**INPUT MATERIAL:**
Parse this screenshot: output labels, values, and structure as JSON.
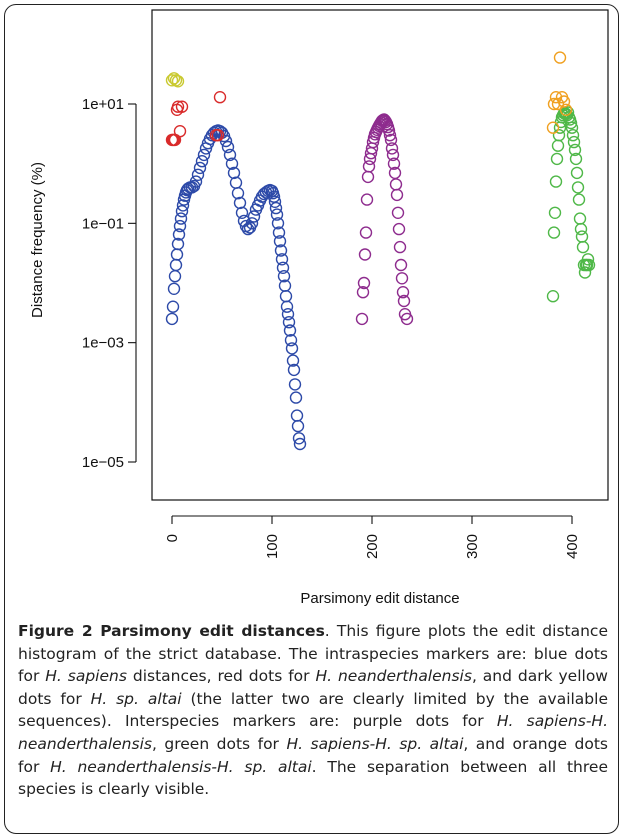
{
  "chart_data": {
    "type": "scatter",
    "ylabel": "Distance frequency (%)",
    "xlabel": "Parsimony edit distance",
    "y_scale": "log10",
    "x_ticks": [
      "0",
      "100",
      "200",
      "300",
      "400"
    ],
    "x_tick_values": [
      0,
      100,
      200,
      300,
      400
    ],
    "y_ticks": [
      "1e+01",
      "1e−01",
      "1e−03",
      "1e−05"
    ],
    "y_tick_values": [
      10,
      0.1,
      0.001,
      1e-05
    ],
    "xlim": [
      -5,
      425
    ],
    "ylim": [
      1e-05,
      300
    ],
    "marker": "open-circle",
    "series": [
      {
        "color": "#6b4fbf",
        "stroke": "#2d4aa8",
        "points": [
          [
            0,
            0.0025
          ],
          [
            1,
            0.004
          ],
          [
            2,
            0.008
          ],
          [
            3,
            0.013
          ],
          [
            4,
            0.02
          ],
          [
            5,
            0.03
          ],
          [
            6,
            0.045
          ],
          [
            7,
            0.065
          ],
          [
            8,
            0.09
          ],
          [
            9,
            0.12
          ],
          [
            10,
            0.16
          ],
          [
            11,
            0.2
          ],
          [
            12,
            0.25
          ],
          [
            13,
            0.29
          ],
          [
            14,
            0.33
          ],
          [
            15,
            0.36
          ],
          [
            16,
            0.38
          ],
          [
            18,
            0.4
          ],
          [
            20,
            0.4
          ],
          [
            22,
            0.42
          ],
          [
            24,
            0.5
          ],
          [
            26,
            0.65
          ],
          [
            28,
            0.85
          ],
          [
            30,
            1.1
          ],
          [
            32,
            1.4
          ],
          [
            34,
            1.8
          ],
          [
            36,
            2.2
          ],
          [
            38,
            2.6
          ],
          [
            40,
            3.0
          ],
          [
            42,
            3.3
          ],
          [
            44,
            3.5
          ],
          [
            46,
            3.6
          ],
          [
            48,
            3.5
          ],
          [
            50,
            3.3
          ],
          [
            52,
            2.9
          ],
          [
            54,
            2.4
          ],
          [
            56,
            1.9
          ],
          [
            58,
            1.4
          ],
          [
            60,
            1.0
          ],
          [
            62,
            0.7
          ],
          [
            64,
            0.48
          ],
          [
            66,
            0.32
          ],
          [
            68,
            0.22
          ],
          [
            70,
            0.15
          ],
          [
            72,
            0.11
          ],
          [
            74,
            0.09
          ],
          [
            76,
            0.08
          ],
          [
            78,
            0.085
          ],
          [
            80,
            0.1
          ],
          [
            82,
            0.13
          ],
          [
            84,
            0.17
          ],
          [
            86,
            0.2
          ],
          [
            88,
            0.24
          ],
          [
            90,
            0.28
          ],
          [
            92,
            0.31
          ],
          [
            94,
            0.33
          ],
          [
            96,
            0.35
          ],
          [
            98,
            0.36
          ],
          [
            100,
            0.35
          ],
          [
            101,
            0.32
          ],
          [
            102,
            0.28
          ],
          [
            103,
            0.23
          ],
          [
            104,
            0.18
          ],
          [
            105,
            0.14
          ],
          [
            106,
            0.1
          ],
          [
            107,
            0.07
          ],
          [
            108,
            0.05
          ],
          [
            109,
            0.035
          ],
          [
            110,
            0.025
          ],
          [
            111,
            0.018
          ],
          [
            112,
            0.013
          ],
          [
            113,
            0.009
          ],
          [
            114,
            0.006
          ],
          [
            115,
            0.004
          ],
          [
            116,
            0.003
          ],
          [
            117,
            0.0022
          ],
          [
            118,
            0.0016
          ],
          [
            119,
            0.0011
          ],
          [
            120,
            0.0008
          ],
          [
            121,
            0.0005
          ],
          [
            122,
            0.00035
          ],
          [
            123,
            0.0002
          ],
          [
            124,
            0.00012
          ],
          [
            125,
            6e-05
          ],
          [
            126,
            4e-05
          ],
          [
            127,
            2.5e-05
          ],
          [
            128,
            2e-05
          ]
        ]
      },
      {
        "color": "#d92b2b",
        "stroke": "#d92b2b",
        "points": [
          [
            0,
            2.5
          ],
          [
            1,
            2.5
          ],
          [
            2,
            2.5
          ],
          [
            3,
            2.5
          ],
          [
            5,
            8
          ],
          [
            6,
            9
          ],
          [
            8,
            3.5
          ],
          [
            10,
            9
          ],
          [
            44,
            3.0
          ],
          [
            46,
            3.0
          ],
          [
            48,
            13
          ]
        ]
      },
      {
        "color": "#c9c930",
        "stroke": "#c9c930",
        "points": [
          [
            0,
            25
          ],
          [
            2,
            27
          ],
          [
            4,
            25
          ],
          [
            6,
            24
          ]
        ]
      },
      {
        "color": "#8e2c8e",
        "stroke": "#8e2c8e",
        "points": [
          [
            190,
            0.0025
          ],
          [
            191,
            0.007
          ],
          [
            192,
            0.01
          ],
          [
            193,
            0.03
          ],
          [
            194,
            0.07
          ],
          [
            195,
            0.25
          ],
          [
            196,
            0.6
          ],
          [
            197,
            0.9
          ],
          [
            198,
            1.2
          ],
          [
            199,
            1.5
          ],
          [
            200,
            1.8
          ],
          [
            201,
            2.3
          ],
          [
            202,
            2.7
          ],
          [
            203,
            3.1
          ],
          [
            204,
            3.4
          ],
          [
            205,
            3.7
          ],
          [
            206,
            4.0
          ],
          [
            207,
            4.3
          ],
          [
            208,
            4.6
          ],
          [
            209,
            4.9
          ],
          [
            210,
            5.2
          ],
          [
            211,
            5.4
          ],
          [
            212,
            5.5
          ],
          [
            213,
            5.3
          ],
          [
            214,
            5.0
          ],
          [
            215,
            4.6
          ],
          [
            216,
            4.1
          ],
          [
            217,
            3.6
          ],
          [
            218,
            3.0
          ],
          [
            219,
            2.5
          ],
          [
            220,
            1.8
          ],
          [
            221,
            1.4
          ],
          [
            222,
            1.0
          ],
          [
            223,
            0.7
          ],
          [
            224,
            0.45
          ],
          [
            225,
            0.3
          ],
          [
            226,
            0.15
          ],
          [
            227,
            0.08
          ],
          [
            228,
            0.04
          ],
          [
            229,
            0.02
          ],
          [
            230,
            0.012
          ],
          [
            231,
            0.007
          ],
          [
            232,
            0.005
          ],
          [
            233,
            0.003
          ],
          [
            235,
            0.0025
          ]
        ]
      },
      {
        "color": "#4fb848",
        "stroke": "#4fb848",
        "points": [
          [
            381,
            0.006
          ],
          [
            382,
            0.07
          ],
          [
            383,
            0.15
          ],
          [
            384,
            0.5
          ],
          [
            385,
            1.2
          ],
          [
            386,
            2.0
          ],
          [
            387,
            3.0
          ],
          [
            388,
            4.0
          ],
          [
            389,
            5.0
          ],
          [
            390,
            6.0
          ],
          [
            391,
            6.5
          ],
          [
            392,
            7.0
          ],
          [
            393,
            7.0
          ],
          [
            394,
            6.8
          ],
          [
            395,
            6.5
          ],
          [
            396,
            7.2
          ],
          [
            397,
            6.0
          ],
          [
            398,
            5.5
          ],
          [
            399,
            4.8
          ],
          [
            400,
            4.0
          ],
          [
            401,
            3.0
          ],
          [
            402,
            2.3
          ],
          [
            403,
            1.7
          ],
          [
            404,
            1.2
          ],
          [
            405,
            0.7
          ],
          [
            406,
            0.4
          ],
          [
            407,
            0.25
          ],
          [
            408,
            0.12
          ],
          [
            409,
            0.08
          ],
          [
            410,
            0.06
          ],
          [
            411,
            0.04
          ],
          [
            412,
            0.02
          ],
          [
            413,
            0.015
          ],
          [
            414,
            0.02
          ],
          [
            415,
            0.02
          ],
          [
            416,
            0.025
          ],
          [
            417,
            0.02
          ]
        ]
      },
      {
        "color": "#f5a623",
        "stroke": "#f0a020",
        "points": [
          [
            381,
            4.0
          ],
          [
            382,
            10
          ],
          [
            384,
            13
          ],
          [
            386,
            10
          ],
          [
            388,
            60
          ],
          [
            390,
            13
          ],
          [
            392,
            11
          ],
          [
            394,
            8
          ]
        ]
      }
    ]
  },
  "caption": {
    "label": "Figure 2 Parsimony edit distances",
    "text_1": ". This figure plots the edit distance histogram of the strict database. The intraspecies markers are: blue dots for ",
    "sp1": "H. sapiens",
    "text_2": " distances, red dots for ",
    "sp2": "H. neanderthalensis",
    "text_3": ", and dark yellow dots for ",
    "sp3": "H. sp. altai",
    "text_4": " (the latter two are clearly limited by the available sequences). Interspecies markers are: purple dots for ",
    "sp4": "H. sapiens-H. neanderthalensis",
    "text_5": ", green dots for ",
    "sp5": "H. sapiens-H. sp. altai",
    "text_6": ", and orange dots for ",
    "sp6": "H. neanderthalensis-H. sp. altai",
    "text_7": ". The separation between all three species is clearly visible."
  }
}
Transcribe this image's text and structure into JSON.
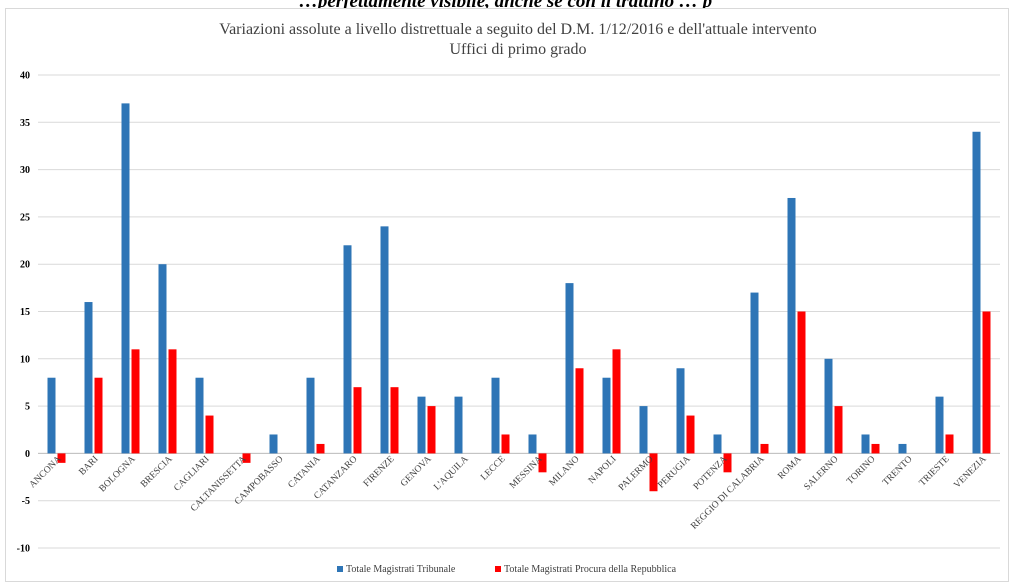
{
  "top_cut_text": "…perfettamente visibile, anche se con il trattino … p",
  "chart_data": {
    "type": "bar",
    "title": "Variazioni assolute a livello distrettuale a seguito del D.M. 1/12/2016  e dell'attuale intervento",
    "subtitle": "Uffici di primo grado",
    "categories": [
      "ANCONA",
      "BARI",
      "BOLOGNA",
      "BRESCIA",
      "CAGLIARI",
      "CALTANISSETTA",
      "CAMPOBASSO",
      "CATANIA",
      "CATANZARO",
      "FIRENZE",
      "GENOVA",
      "L'AQUILA",
      "LECCE",
      "MESSINA",
      "MILANO",
      "NAPOLI",
      "PALERMO",
      "PERUGIA",
      "POTENZA",
      "REGGIO DI CALABRIA",
      "ROMA",
      "SALERNO",
      "TORINO",
      "TRENTO",
      "TRIESTE",
      "VENEZIA"
    ],
    "series": [
      {
        "name": "Totale Magistrati Tribunale",
        "color": "#2e75b6",
        "values": [
          8,
          16,
          37,
          20,
          8,
          0,
          2,
          8,
          22,
          24,
          6,
          6,
          8,
          2,
          18,
          8,
          5,
          9,
          2,
          17,
          27,
          10,
          2,
          1,
          6,
          34
        ]
      },
      {
        "name": "Totale Magistrati Procura della Repubblica",
        "color": "#ff0000",
        "values": [
          -1,
          8,
          11,
          11,
          4,
          -1,
          0,
          1,
          7,
          7,
          5,
          0,
          2,
          -2,
          9,
          11,
          -4,
          4,
          -2,
          1,
          15,
          5,
          1,
          0,
          2,
          15
        ]
      }
    ],
    "ylim": [
      -10,
      40
    ],
    "yticks": [
      -10,
      -5,
      0,
      5,
      10,
      15,
      20,
      25,
      30,
      35,
      40
    ],
    "grid": true,
    "legend": "bottom"
  }
}
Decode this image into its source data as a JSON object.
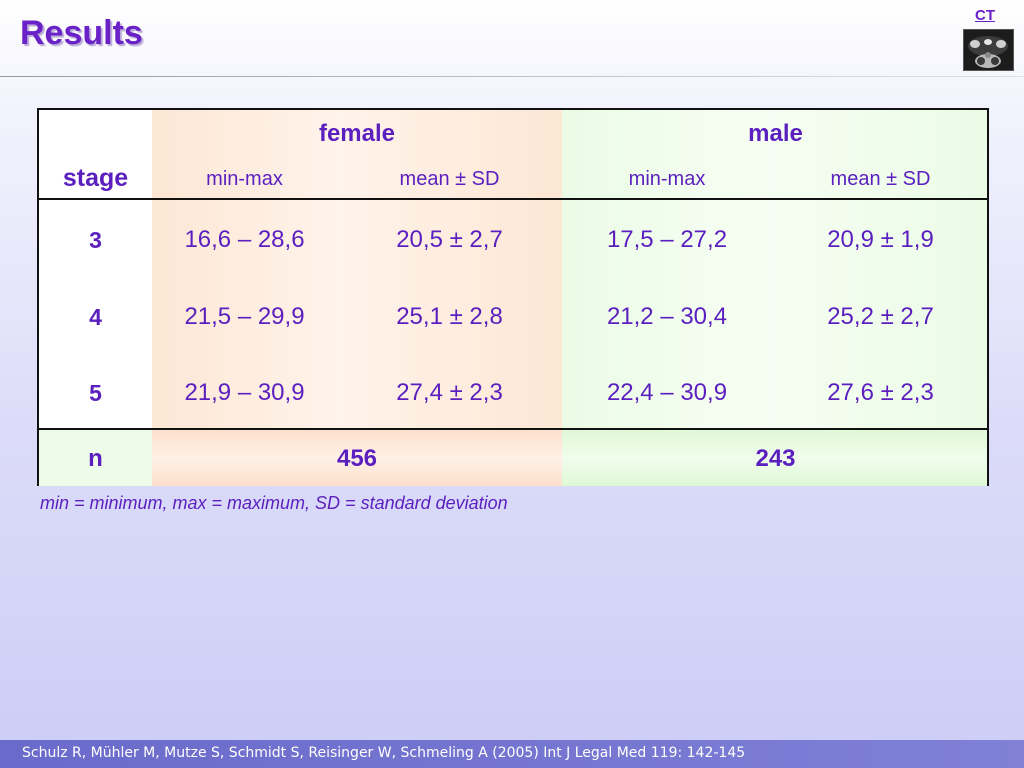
{
  "slide": {
    "title": "Results",
    "corner_label": "CT"
  },
  "table": {
    "stage_header": "stage",
    "groups": [
      {
        "name": "female",
        "sub_headers": [
          "min-max",
          "mean ± SD"
        ]
      },
      {
        "name": "male",
        "sub_headers": [
          "min-max",
          "mean ± SD"
        ]
      }
    ],
    "rows": [
      {
        "stage": "3",
        "female_minmax": "16,6 – 28,6",
        "female_mean": "20,5 ± 2,7",
        "male_minmax": "17,5 – 27,2",
        "male_mean": "20,9 ± 1,9"
      },
      {
        "stage": "4",
        "female_minmax": "21,5 – 29,9",
        "female_mean": "25,1 ± 2,8",
        "male_minmax": "21,2 – 30,4",
        "male_mean": "25,2 ± 2,7"
      },
      {
        "stage": "5",
        "female_minmax": "21,9 – 30,9",
        "female_mean": "27,4 ± 2,3",
        "male_minmax": "22,4 – 30,9",
        "male_mean": "27,6 ± 2,3"
      }
    ],
    "n_row": {
      "label": "n",
      "female": "456",
      "male": "243"
    }
  },
  "footnote": "min = minimum, max = maximum, SD = standard deviation",
  "citation": "Schulz R, Mühler M, Mutze S, Schmidt S, Reisinger W, Schmeling A (2005) Int J Legal Med 119: 142-145",
  "colors": {
    "accent": "#6a22c8",
    "text": "#5b1fbf",
    "female_column": "#fde7d5",
    "male_column": "#ebfbe6",
    "citation_bar": "#7273cf"
  },
  "icons": {
    "ct_thumbnail": "ct-scan-thumbnail-icon"
  }
}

**TASK:** Some lines of the data may hold the word "distances". Say how many do, with nothing else.

**PROBLEM SOLUTION:** 2